▶ _Exercise aim_: Reproduce the data that follows in its entirety, character for character.
** begin Records supplied **
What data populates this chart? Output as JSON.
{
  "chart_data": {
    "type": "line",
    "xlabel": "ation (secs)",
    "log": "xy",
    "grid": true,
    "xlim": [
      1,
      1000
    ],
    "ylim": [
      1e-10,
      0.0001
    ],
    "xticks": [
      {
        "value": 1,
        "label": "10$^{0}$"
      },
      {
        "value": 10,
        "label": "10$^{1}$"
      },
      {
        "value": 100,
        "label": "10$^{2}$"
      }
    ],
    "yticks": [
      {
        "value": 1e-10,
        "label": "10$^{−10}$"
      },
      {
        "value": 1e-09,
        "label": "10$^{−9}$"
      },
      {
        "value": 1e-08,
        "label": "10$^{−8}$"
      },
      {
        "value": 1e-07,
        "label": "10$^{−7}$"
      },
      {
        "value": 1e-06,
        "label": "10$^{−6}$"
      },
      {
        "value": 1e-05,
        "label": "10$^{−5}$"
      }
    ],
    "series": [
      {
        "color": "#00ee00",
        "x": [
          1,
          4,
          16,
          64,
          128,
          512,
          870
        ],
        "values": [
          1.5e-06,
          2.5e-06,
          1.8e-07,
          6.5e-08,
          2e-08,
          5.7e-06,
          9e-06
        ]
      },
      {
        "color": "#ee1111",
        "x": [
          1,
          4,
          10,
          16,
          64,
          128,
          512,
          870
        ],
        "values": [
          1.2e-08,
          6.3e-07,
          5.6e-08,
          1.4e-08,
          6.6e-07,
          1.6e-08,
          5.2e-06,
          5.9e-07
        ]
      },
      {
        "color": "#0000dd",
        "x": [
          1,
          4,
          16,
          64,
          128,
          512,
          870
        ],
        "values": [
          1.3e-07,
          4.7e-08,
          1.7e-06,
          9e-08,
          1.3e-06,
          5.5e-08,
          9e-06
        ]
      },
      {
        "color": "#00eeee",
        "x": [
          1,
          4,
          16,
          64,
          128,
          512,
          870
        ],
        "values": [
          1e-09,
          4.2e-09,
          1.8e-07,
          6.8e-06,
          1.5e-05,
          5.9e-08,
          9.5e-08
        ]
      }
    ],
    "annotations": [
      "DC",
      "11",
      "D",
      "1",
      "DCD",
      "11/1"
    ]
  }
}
** end Records supplied **
▶ _Response_:
What data populates this chart? Output as JSON.
{
  "chart_data": {
    "type": "line",
    "xlabel": "ation (secs)",
    "log": "xy",
    "grid": true,
    "xlim": [
      1,
      1000
    ],
    "ylim": [
      1e-10,
      0.0001
    ],
    "xticks": [
      {
        "value": 1,
        "label": "10$^{0}$"
      },
      {
        "value": 10,
        "label": "10$^{1}$"
      },
      {
        "value": 100,
        "label": "10$^{2}$"
      }
    ],
    "yticks": [
      {
        "value": 1e-10,
        "label": "10$^{−10}$"
      },
      {
        "value": 1e-09,
        "label": "10$^{−9}$"
      },
      {
        "value": 1e-08,
        "label": "10$^{−8}$"
      },
      {
        "value": 1e-07,
        "label": "10$^{−7}$"
      },
      {
        "value": 1e-06,
        "label": "10$^{−6}$"
      },
      {
        "value": 1e-05,
        "label": "10$^{−5}$"
      }
    ],
    "series": [
      {
        "color": "#00ee00",
        "x": [
          1,
          4,
          16,
          64,
          128,
          512,
          870
        ],
        "values": [
          1.5e-06,
          2.5e-06,
          1.8e-07,
          6.5e-08,
          2e-08,
          5.7e-06,
          9e-06
        ]
      },
      {
        "color": "#ee1111",
        "x": [
          1,
          4,
          10,
          16,
          64,
          128,
          512,
          870
        ],
        "values": [
          1.2e-08,
          6.3e-07,
          5.6e-08,
          1.4e-08,
          6.6e-07,
          1.6e-08,
          5.2e-06,
          5.9e-07
        ]
      },
      {
        "color": "#0000dd",
        "x": [
          1,
          4,
          16,
          64,
          128,
          512,
          870
        ],
        "values": [
          1.3e-07,
          4.7e-08,
          1.7e-06,
          9e-08,
          1.3e-06,
          5.5e-08,
          9e-06
        ]
      },
      {
        "color": "#00eeee",
        "x": [
          1,
          4,
          16,
          64,
          128,
          512,
          870
        ],
        "values": [
          1e-09,
          4.2e-09,
          1.8e-07,
          6.8e-06,
          1.5e-05,
          5.9e-08,
          9.5e-08
        ]
      }
    ],
    "annotations": [
      "DC",
      "11",
      "D",
      "1",
      "DCD",
      "11/1"
    ]
  }
}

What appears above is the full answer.